**STATED PROBLEM**
Print every entry word for word, but omit the pictures.

-------- INPUT

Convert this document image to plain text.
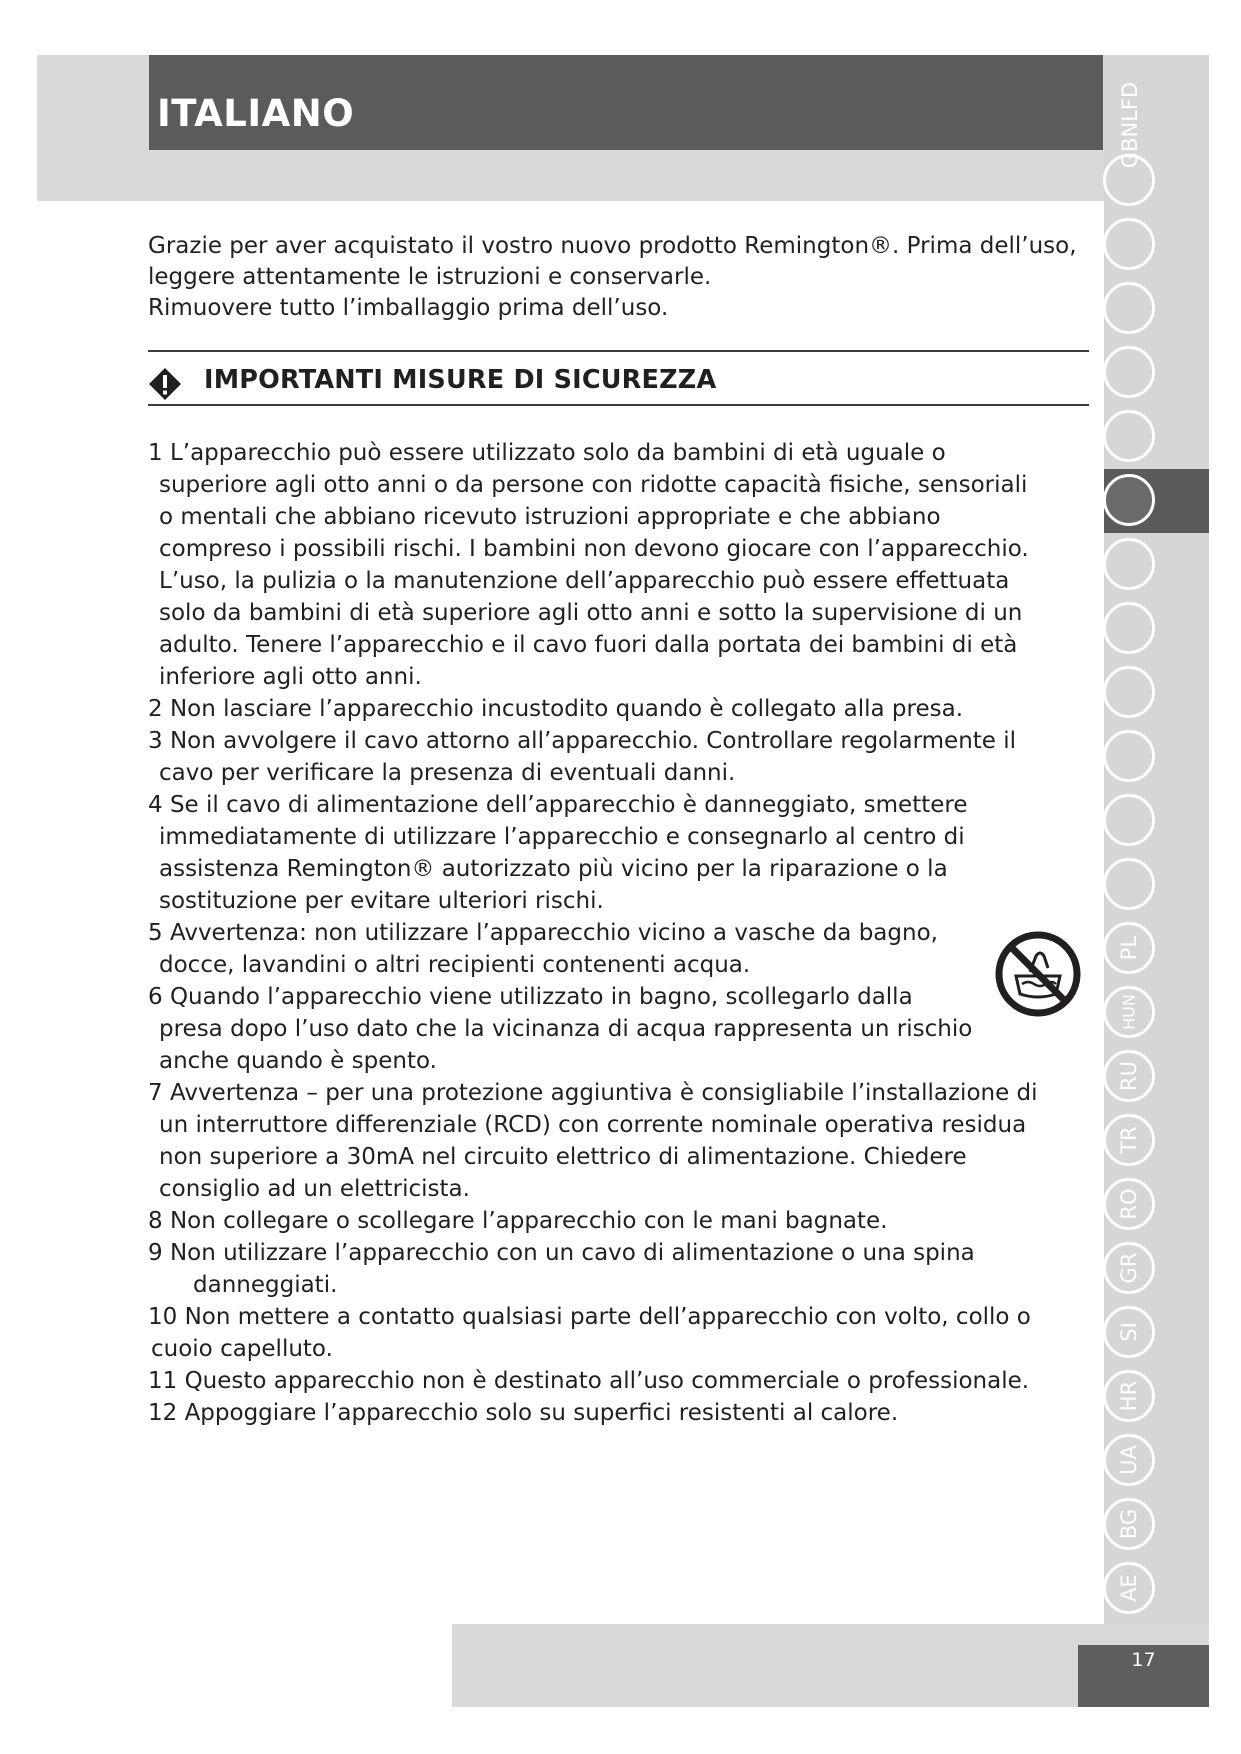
ITALIANO
GBNLFD
PL
HUN
RU
TR
RO
GR
SI
HR
UA
BG
AE
Grazie per aver acquistato il vostro nuovo prodotto Remington®. Prima dell’uso,
leggere attentamente le istruzioni e conservarle.
Rimuovere tutto l’imballaggio prima dell’uso.
IMPORTANTI MISURE DI SICUREZZA
1 L’apparecchio può essere utilizzato solo da bambini di età uguale o
superiore agli otto anni o da persone con ridotte capacità fisiche, sensoriali
o mentali che abbiano ricevuto istruzioni appropriate e che abbiano
compreso i possibili rischi. I bambini non devono giocare con l’apparecchio.
L’uso, la pulizia o la manutenzione dell’apparecchio può essere effettuata
solo da bambini di età superiore agli otto anni e sotto la supervisione di un
adulto. Tenere l’apparecchio e il cavo fuori dalla portata dei bambini di età
inferiore agli otto anni.
2 Non lasciare l’apparecchio incustodito quando è collegato alla presa.
3 Non avvolgere il cavo attorno all’apparecchio. Controllare regolarmente il
cavo per verificare la presenza di eventuali danni.
4 Se il cavo di alimentazione dell’apparecchio è danneggiato, smettere
immediatamente di utilizzare l’apparecchio e consegnarlo al centro di
assistenza Remington® autorizzato più vicino per la riparazione o la
sostituzione per evitare ulteriori rischi.
5 Avvertenza: non utilizzare l’apparecchio vicino a vasche da bagno,
docce, lavandini o altri recipienti contenenti acqua.
6 Quando l’apparecchio viene utilizzato in bagno, scollegarlo dalla
presa dopo l’uso dato che la vicinanza di acqua rappresenta un rischio
anche quando è spento.
7 Avvertenza – per una protezione aggiuntiva è consigliabile l’installazione di
un interruttore differenziale (RCD) con corrente nominale operativa residua
non superiore a 30mA nel circuito elettrico di alimentazione. Chiedere
consiglio ad un elettricista.
8 Non collegare o scollegare l’apparecchio con le mani bagnate.
9 Non utilizzare l’apparecchio con un cavo di alimentazione o una spina
danneggiati.
10 Non mettere a contatto qualsiasi parte dell’apparecchio con volto, collo o
cuoio capelluto.
11 Questo apparecchio non è destinato all’uso commerciale o professionale.
12 Appoggiare l’apparecchio solo su superfici resistenti al calore.
17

----------------

**WRITTEN RESPONSE**
Convert this document image to plain text.
ITALIANO
GBNLFD
PL
HUN
RU
TR
RO
GR
SI
HR
UA
BG
AE
Grazie per aver acquistato il vostro nuovo prodotto Remington®. Prima dell’uso,
leggere attentamente le istruzioni e conservarle.
Rimuovere tutto l’imballaggio prima dell’uso.
IMPORTANTI MISURE DI SICUREZZA
1 L’apparecchio può essere utilizzato solo da bambini di età uguale o
superiore agli otto anni o da persone con ridotte capacità fisiche, sensoriali
o mentali che abbiano ricevuto istruzioni appropriate e che abbiano
compreso i possibili rischi. I bambini non devono giocare con l’apparecchio.
L’uso, la pulizia o la manutenzione dell’apparecchio può essere effettuata
solo da bambini di età superiore agli otto anni e sotto la supervisione di un
adulto. Tenere l’apparecchio e il cavo fuori dalla portata dei bambini di età
inferiore agli otto anni.
2 Non lasciare l’apparecchio incustodito quando è collegato alla presa.
3 Non avvolgere il cavo attorno all’apparecchio. Controllare regolarmente il
cavo per verificare la presenza di eventuali danni.
4 Se il cavo di alimentazione dell’apparecchio è danneggiato, smettere
immediatamente di utilizzare l’apparecchio e consegnarlo al centro di
assistenza Remington® autorizzato più vicino per la riparazione o la
sostituzione per evitare ulteriori rischi.
5 Avvertenza: non utilizzare l’apparecchio vicino a vasche da bagno,
docce, lavandini o altri recipienti contenenti acqua.
6 Quando l’apparecchio viene utilizzato in bagno, scollegarlo dalla
presa dopo l’uso dato che la vicinanza di acqua rappresenta un rischio
anche quando è spento.
7 Avvertenza – per una protezione aggiuntiva è consigliabile l’installazione di
un interruttore differenziale (RCD) con corrente nominale operativa residua
non superiore a 30mA nel circuito elettrico di alimentazione. Chiedere
consiglio ad un elettricista.
8 Non collegare o scollegare l’apparecchio con le mani bagnate.
9 Non utilizzare l’apparecchio con un cavo di alimentazione o una spina
danneggiati.
10 Non mettere a contatto qualsiasi parte dell’apparecchio con volto, collo o
cuoio capelluto.
11 Questo apparecchio non è destinato all’uso commerciale o professionale.
12 Appoggiare l’apparecchio solo su superfici resistenti al calore.
17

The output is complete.